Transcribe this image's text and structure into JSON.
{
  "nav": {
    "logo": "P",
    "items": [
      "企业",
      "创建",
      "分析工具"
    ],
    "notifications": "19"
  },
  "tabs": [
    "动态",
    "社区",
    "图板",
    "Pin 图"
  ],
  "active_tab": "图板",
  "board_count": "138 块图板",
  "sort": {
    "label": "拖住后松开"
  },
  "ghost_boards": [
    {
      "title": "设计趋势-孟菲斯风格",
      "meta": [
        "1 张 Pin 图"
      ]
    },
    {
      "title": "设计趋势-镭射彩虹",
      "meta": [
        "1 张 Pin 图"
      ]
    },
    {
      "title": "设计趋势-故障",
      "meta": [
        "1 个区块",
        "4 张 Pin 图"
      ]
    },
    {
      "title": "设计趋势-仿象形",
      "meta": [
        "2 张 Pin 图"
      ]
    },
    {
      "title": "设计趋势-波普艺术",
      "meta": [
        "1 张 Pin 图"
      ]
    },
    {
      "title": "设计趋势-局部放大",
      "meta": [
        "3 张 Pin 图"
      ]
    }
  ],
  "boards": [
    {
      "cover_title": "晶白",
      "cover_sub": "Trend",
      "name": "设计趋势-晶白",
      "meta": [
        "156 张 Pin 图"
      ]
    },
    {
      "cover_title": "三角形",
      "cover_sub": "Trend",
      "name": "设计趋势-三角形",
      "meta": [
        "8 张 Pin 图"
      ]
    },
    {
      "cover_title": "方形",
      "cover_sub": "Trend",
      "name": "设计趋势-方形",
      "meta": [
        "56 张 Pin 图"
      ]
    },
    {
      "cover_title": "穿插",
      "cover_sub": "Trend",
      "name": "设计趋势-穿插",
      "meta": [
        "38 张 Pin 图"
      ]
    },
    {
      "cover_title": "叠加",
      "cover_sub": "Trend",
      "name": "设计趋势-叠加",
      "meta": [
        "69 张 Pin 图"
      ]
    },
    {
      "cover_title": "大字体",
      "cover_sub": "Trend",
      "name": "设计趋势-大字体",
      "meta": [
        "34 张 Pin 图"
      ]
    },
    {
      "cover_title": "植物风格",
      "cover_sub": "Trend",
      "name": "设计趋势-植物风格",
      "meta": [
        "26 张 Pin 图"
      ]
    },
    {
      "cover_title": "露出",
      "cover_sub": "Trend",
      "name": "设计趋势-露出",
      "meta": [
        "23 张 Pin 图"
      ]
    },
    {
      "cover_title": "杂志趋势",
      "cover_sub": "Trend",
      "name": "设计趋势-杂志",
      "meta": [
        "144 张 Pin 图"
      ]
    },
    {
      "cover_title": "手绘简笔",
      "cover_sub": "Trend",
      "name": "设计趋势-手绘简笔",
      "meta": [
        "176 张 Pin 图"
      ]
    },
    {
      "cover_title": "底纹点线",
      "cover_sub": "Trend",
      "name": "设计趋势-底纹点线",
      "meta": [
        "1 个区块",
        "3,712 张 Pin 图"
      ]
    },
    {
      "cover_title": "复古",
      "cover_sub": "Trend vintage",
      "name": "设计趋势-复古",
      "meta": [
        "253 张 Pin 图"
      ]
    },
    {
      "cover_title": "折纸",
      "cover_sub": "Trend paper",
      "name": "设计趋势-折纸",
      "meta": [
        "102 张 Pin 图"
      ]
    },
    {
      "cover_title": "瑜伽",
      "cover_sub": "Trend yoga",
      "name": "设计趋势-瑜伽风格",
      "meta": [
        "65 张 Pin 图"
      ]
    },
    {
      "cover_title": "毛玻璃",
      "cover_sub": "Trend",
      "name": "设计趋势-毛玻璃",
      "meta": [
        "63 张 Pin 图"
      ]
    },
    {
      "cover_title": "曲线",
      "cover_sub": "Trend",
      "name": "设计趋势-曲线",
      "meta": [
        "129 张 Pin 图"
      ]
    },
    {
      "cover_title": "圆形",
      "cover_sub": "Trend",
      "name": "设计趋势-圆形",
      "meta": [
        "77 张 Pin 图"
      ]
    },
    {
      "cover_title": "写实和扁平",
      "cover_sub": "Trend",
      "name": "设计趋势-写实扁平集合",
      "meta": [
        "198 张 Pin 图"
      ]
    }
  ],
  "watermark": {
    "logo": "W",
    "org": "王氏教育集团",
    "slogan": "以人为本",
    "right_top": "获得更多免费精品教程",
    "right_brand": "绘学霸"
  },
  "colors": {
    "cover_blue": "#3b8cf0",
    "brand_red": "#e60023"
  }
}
---
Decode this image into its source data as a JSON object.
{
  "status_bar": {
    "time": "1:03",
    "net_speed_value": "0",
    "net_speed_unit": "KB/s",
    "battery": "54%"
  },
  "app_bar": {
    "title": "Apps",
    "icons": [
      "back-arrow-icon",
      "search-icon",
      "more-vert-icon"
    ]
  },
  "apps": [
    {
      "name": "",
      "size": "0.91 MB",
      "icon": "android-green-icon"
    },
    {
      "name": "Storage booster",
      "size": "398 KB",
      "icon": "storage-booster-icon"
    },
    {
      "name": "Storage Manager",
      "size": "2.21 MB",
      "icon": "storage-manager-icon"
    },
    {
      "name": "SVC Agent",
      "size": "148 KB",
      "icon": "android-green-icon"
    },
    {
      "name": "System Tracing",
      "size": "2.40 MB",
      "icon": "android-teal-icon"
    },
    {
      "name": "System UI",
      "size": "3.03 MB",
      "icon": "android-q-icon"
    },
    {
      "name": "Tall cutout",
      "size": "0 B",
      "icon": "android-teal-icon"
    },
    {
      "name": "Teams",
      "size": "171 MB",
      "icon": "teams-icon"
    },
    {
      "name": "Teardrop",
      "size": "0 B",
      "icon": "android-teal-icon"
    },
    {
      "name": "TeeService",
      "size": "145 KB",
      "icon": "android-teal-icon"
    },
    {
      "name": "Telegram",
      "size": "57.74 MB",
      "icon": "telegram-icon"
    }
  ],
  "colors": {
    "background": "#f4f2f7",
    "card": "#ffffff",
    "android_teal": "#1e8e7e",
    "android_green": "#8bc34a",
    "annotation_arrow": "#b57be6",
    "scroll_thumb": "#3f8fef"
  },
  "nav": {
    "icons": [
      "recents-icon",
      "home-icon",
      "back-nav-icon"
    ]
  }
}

* [Challenge]: In the entries above, find each line with the word "size" and copy it.

* [Correct response]:
      "size": "0.91 MB",
      "size": "398 KB",
      "size": "2.21 MB",
      "size": "148 KB",
      "size": "2.40 MB",
      "size": "3.03 MB",
      "size": "0 B",
      "size": "171 MB",
      "size": "0 B",
      "size": "145 KB",
      "size": "57.74 MB",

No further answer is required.